(Exercise description): Copy all the entries below exactly, but not the pictures.

--- START Supplied material ---

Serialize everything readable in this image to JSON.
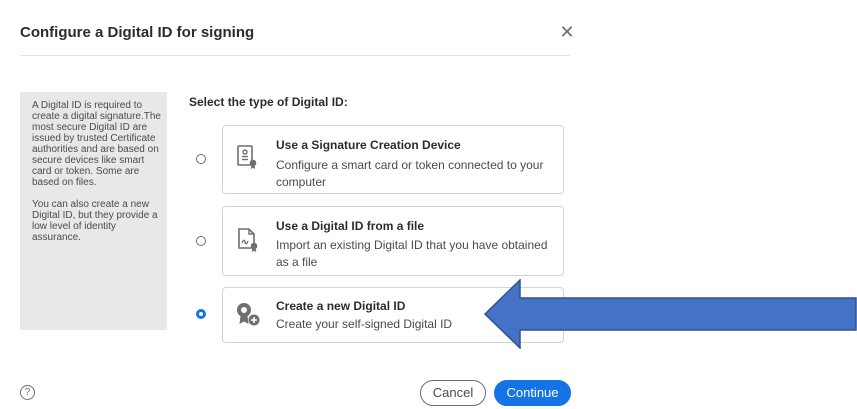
{
  "dialog": {
    "title": "Configure a Digital ID for signing",
    "close_icon": "close-icon",
    "info": {
      "paragraph1": "A Digital ID is required to create a digital signature.The most secure Digital ID are issued by trusted Certificate authorities and are based on secure devices like smart card or token. Some are based on files.",
      "paragraph2": "You can also create a new Digital ID, but they provide a low level of identity assurance."
    },
    "section_heading": "Select the type of Digital ID:",
    "options": [
      {
        "title": "Use a Signature Creation Device",
        "description": "Configure a smart card or token connected to your computer",
        "icon": "certificate-device-icon",
        "selected": false
      },
      {
        "title": "Use a Digital ID from a file",
        "description": "Import an existing Digital ID that you have obtained as a file",
        "icon": "id-file-icon",
        "selected": false
      },
      {
        "title": "Create a new Digital ID",
        "description": "Create your self-signed Digital ID",
        "icon": "new-id-icon",
        "selected": true
      }
    ],
    "help_icon": "help-icon",
    "help_glyph": "?",
    "buttons": {
      "cancel": "Cancel",
      "continue": "Continue"
    }
  },
  "colors": {
    "accent": "#1473e6",
    "panel_bg": "#e8e8e8",
    "annotation_arrow": "#4472c4"
  }
}
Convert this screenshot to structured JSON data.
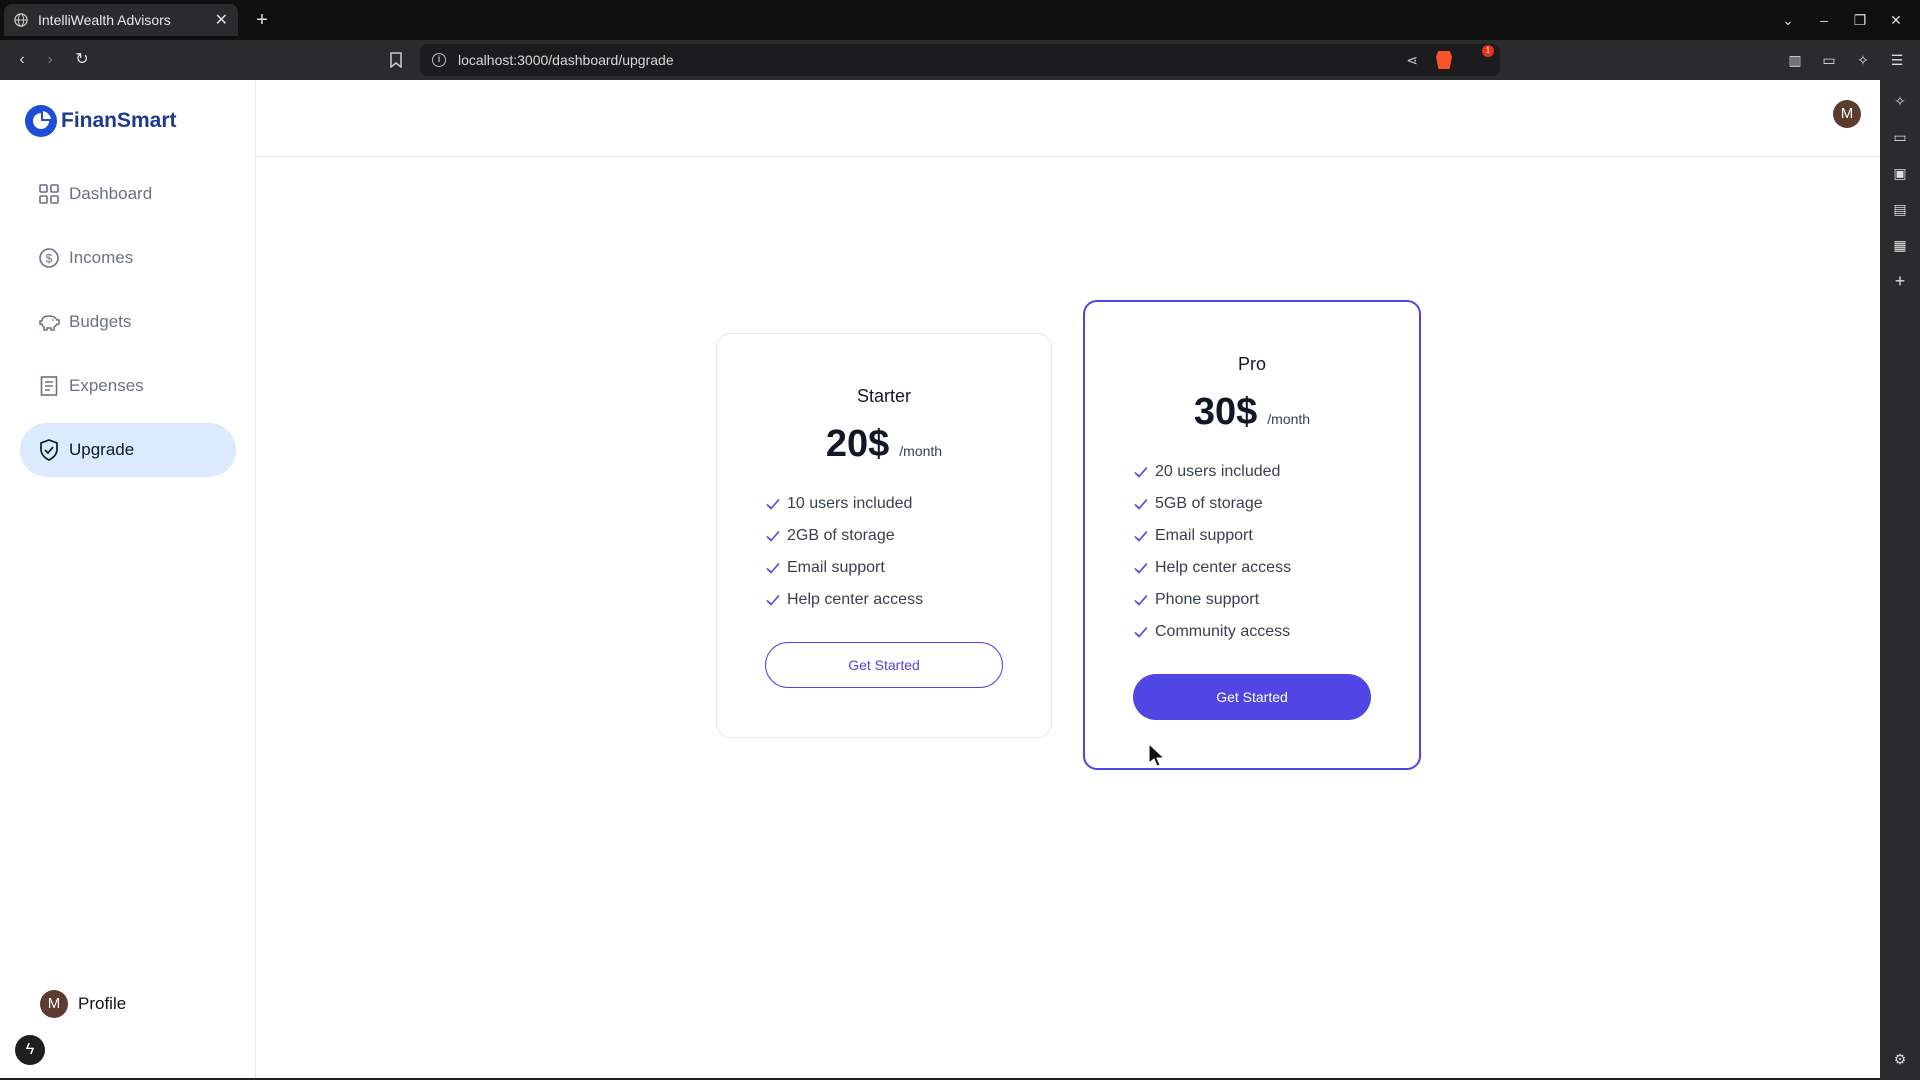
{
  "browser": {
    "tab_title": "IntelliWealth Advisors",
    "url": "localhost:3000/dashboard/upgrade",
    "rewards_badge": "1"
  },
  "sidebar": {
    "brand": "FinanSmart",
    "items": [
      {
        "label": "Dashboard",
        "icon": "grid-icon",
        "active": false
      },
      {
        "label": "Incomes",
        "icon": "dollar-circle-icon",
        "active": false
      },
      {
        "label": "Budgets",
        "icon": "piggy-bank-icon",
        "active": false
      },
      {
        "label": "Expenses",
        "icon": "receipt-icon",
        "active": false
      },
      {
        "label": "Upgrade",
        "icon": "shield-check-icon",
        "active": true
      }
    ],
    "profile": {
      "initial": "M",
      "label": "Profile"
    }
  },
  "header": {
    "avatar_initial": "M"
  },
  "plans": [
    {
      "name": "Starter",
      "price": "20$",
      "period": "/month",
      "features": [
        "10 users included",
        "2GB of storage",
        "Email support",
        "Help center access"
      ],
      "cta": "Get Started",
      "featured": false
    },
    {
      "name": "Pro",
      "price": "30$",
      "period": "/month",
      "features": [
        "20 users included",
        "5GB of storage",
        "Email support",
        "Help center access",
        "Phone support",
        "Community access"
      ],
      "cta": "Get Started",
      "featured": true
    }
  ],
  "colors": {
    "accent": "#4f46e5",
    "active_nav_bg": "#dbeafe",
    "brand": "#1e3a8a"
  }
}
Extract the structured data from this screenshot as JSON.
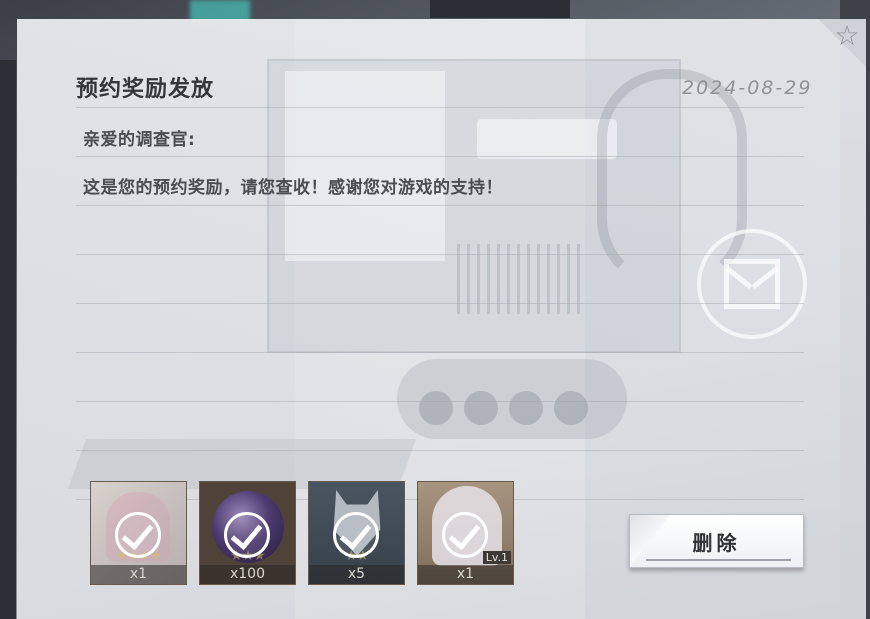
{
  "mail": {
    "title": "预约奖励发放",
    "date": "2024-08-29",
    "greeting": "亲爱的调查官:",
    "body": "这是您的预约奖励，请您查收！感谢您对游戏的支持！"
  },
  "rewards": [
    {
      "qty": "x1",
      "claimed": true,
      "icon": "portrait-item-icon"
    },
    {
      "qty": "x100",
      "claimed": true,
      "icon": "purple-orb-icon"
    },
    {
      "qty": "x5",
      "claimed": true,
      "icon": "cat-mask-icon"
    },
    {
      "qty": "x1",
      "claimed": true,
      "icon": "character-portrait-icon",
      "level": "Lv.1"
    }
  ],
  "actions": {
    "delete_label": "删除",
    "favorite_icon": "star-icon"
  }
}
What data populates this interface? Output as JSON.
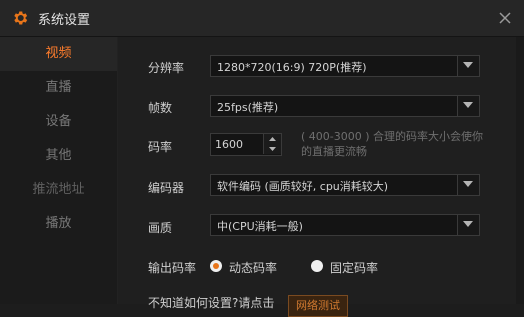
{
  "window": {
    "title": "系统设置"
  },
  "sidebar": {
    "items": [
      {
        "label": "视频",
        "state": "active"
      },
      {
        "label": "直播",
        "state": "normal"
      },
      {
        "label": "设备",
        "state": "normal"
      },
      {
        "label": "其他",
        "state": "normal"
      },
      {
        "label": "推流地址",
        "state": "disabled"
      },
      {
        "label": "播放",
        "state": "normal"
      }
    ]
  },
  "video": {
    "resolution": {
      "label": "分辨率",
      "value": "1280*720(16:9) 720P(推荐)"
    },
    "framerate": {
      "label": "帧数",
      "value": "25fps(推荐)"
    },
    "bitrate": {
      "label": "码率",
      "value": "1600",
      "hint": "( 400-3000 ) 合理的码率大小会使你的直播更流畅"
    },
    "encoder": {
      "label": "编码器",
      "value": "软件编码 (画质较好, cpu消耗较大)"
    },
    "quality": {
      "label": "画质",
      "value": "中(CPU消耗一般)"
    },
    "output_bitrate": {
      "label": "输出码率",
      "options": [
        {
          "label": "动态码率",
          "selected": true
        },
        {
          "label": "固定码率",
          "selected": false
        }
      ]
    },
    "network_test": {
      "label": "不知道如何设置?请点击",
      "button": "网络测试"
    }
  },
  "colors": {
    "accent": "#ff7d2c",
    "background": "#1d1d1d",
    "panel": "#262626"
  },
  "icons": {
    "app": "gear-icon",
    "close": "close-icon",
    "dropdown": "chevron-down-icon"
  }
}
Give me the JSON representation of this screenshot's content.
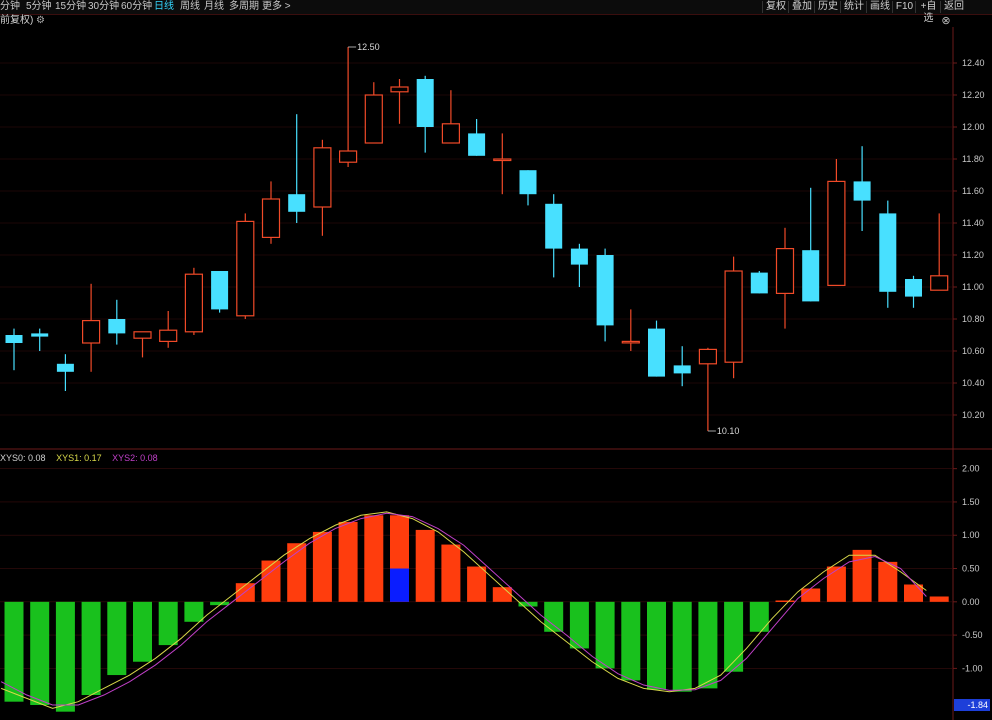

--- END Supplied material ---

(Exercise response):
Serialize everything readable in this image to JSON.
{
  "dialog": {
    "title": "Configure a Digital ID for signing",
    "close_icon": "close-icon",
    "info": {
      "paragraph1": "A Digital ID is required to create a digital signature.The most secure Digital ID are issued by trusted Certificate authorities and are based on secure devices like smart card or token. Some are based on files.",
      "paragraph2": "You can also create a new Digital ID, but they provide a low level of identity assurance."
    },
    "section_heading": "Select the type of Digital ID:",
    "options": [
      {
        "title": "Use a Signature Creation Device",
        "description": "Configure a smart card or token connected to your computer",
        "icon": "certificate-device-icon",
        "selected": false
      },
      {
        "title": "Use a Digital ID from a file",
        "description": "Import an existing Digital ID that you have obtained as a file",
        "icon": "id-file-icon",
        "selected": false
      },
      {
        "title": "Create a new Digital ID",
        "description": "Create your self-signed Digital ID",
        "icon": "new-id-icon",
        "selected": true
      }
    ],
    "help_icon": "help-icon",
    "help_glyph": "?",
    "buttons": {
      "cancel": "Cancel",
      "continue": "Continue"
    }
  },
  "colors": {
    "accent": "#1473e6",
    "panel_bg": "#e8e8e8",
    "annotation_arrow": "#4472c4"
  }
}
Convert this screenshot to structured JSON data.
{
  "browser": {
    "tab_title": "IntelliWealth Advisors",
    "url": "localhost:3000/dashboard/upgrade",
    "rewards_badge": "1"
  },
  "sidebar": {
    "brand": "FinanSmart",
    "items": [
      {
        "label": "Dashboard",
        "icon": "grid-icon",
        "active": false
      },
      {
        "label": "Incomes",
        "icon": "dollar-circle-icon",
        "active": false
      },
      {
        "label": "Budgets",
        "icon": "piggy-bank-icon",
        "active": false
      },
      {
        "label": "Expenses",
        "icon": "receipt-icon",
        "active": false
      },
      {
        "label": "Upgrade",
        "icon": "shield-check-icon",
        "active": true
      }
    ],
    "profile": {
      "initial": "M",
      "label": "Profile"
    }
  },
  "header": {
    "avatar_initial": "M"
  },
  "plans": [
    {
      "name": "Starter",
      "price": "20$",
      "period": "/month",
      "features": [
        "10 users included",
        "2GB of storage",
        "Email support",
        "Help center access"
      ],
      "cta": "Get Started",
      "featured": false
    },
    {
      "name": "Pro",
      "price": "30$",
      "period": "/month",
      "features": [
        "20 users included",
        "5GB of storage",
        "Email support",
        "Help center access",
        "Phone support",
        "Community access"
      ],
      "cta": "Get Started",
      "featured": true
    }
  ],
  "colors": {
    "accent": "#4f46e5",
    "active_nav_bg": "#dbeafe",
    "brand": "#1e3a8a"
  }
}
Extract the structured data from this screenshot as JSON.
{
  "mail": {
    "title": "预约奖励发放",
    "date": "2024-08-29",
    "greeting": "亲爱的调查官:",
    "body": "这是您的预约奖励，请您查收！感谢您对游戏的支持！"
  },
  "rewards": [
    {
      "qty": "x1",
      "claimed": true,
      "icon": "portrait-item-icon"
    },
    {
      "qty": "x100",
      "claimed": true,
      "icon": "purple-orb-icon"
    },
    {
      "qty": "x5",
      "claimed": true,
      "icon": "cat-mask-icon"
    },
    {
      "qty": "x1",
      "claimed": true,
      "icon": "character-portrait-icon",
      "level": "Lv.1"
    }
  ],
  "actions": {
    "delete_label": "删除",
    "favorite_icon": "star-icon"
  }
}
What data populates this interface? Output as JSON.
{
  "window": {
    "title": "系统设置"
  },
  "sidebar": {
    "items": [
      {
        "label": "视频",
        "state": "active"
      },
      {
        "label": "直播",
        "state": "normal"
      },
      {
        "label": "设备",
        "state": "normal"
      },
      {
        "label": "其他",
        "state": "normal"
      },
      {
        "label": "推流地址",
        "state": "disabled"
      },
      {
        "label": "播放",
        "state": "normal"
      }
    ]
  },
  "video": {
    "resolution": {
      "label": "分辨率",
      "value": "1280*720(16:9) 720P(推荐)"
    },
    "framerate": {
      "label": "帧数",
      "value": "25fps(推荐)"
    },
    "bitrate": {
      "label": "码率",
      "value": "1600",
      "hint": "( 400-3000 ) 合理的码率大小会使你的直播更流畅"
    },
    "encoder": {
      "label": "编码器",
      "value": "软件编码 (画质较好, cpu消耗较大)"
    },
    "quality": {
      "label": "画质",
      "value": "中(CPU消耗一般)"
    },
    "output_bitrate": {
      "label": "输出码率",
      "options": [
        {
          "label": "动态码率",
          "selected": true
        },
        {
          "label": "固定码率",
          "selected": false
        }
      ]
    },
    "network_test": {
      "label": "不知道如何设置?请点击",
      "button": "网络测试"
    }
  },
  "colors": {
    "accent": "#ff7d2c",
    "background": "#1d1d1d",
    "panel": "#262626"
  },
  "icons": {
    "app": "gear-icon",
    "close": "close-icon",
    "dropdown": "chevron-down-icon"
  }
}
Give me the JSON representation of this screenshot's content.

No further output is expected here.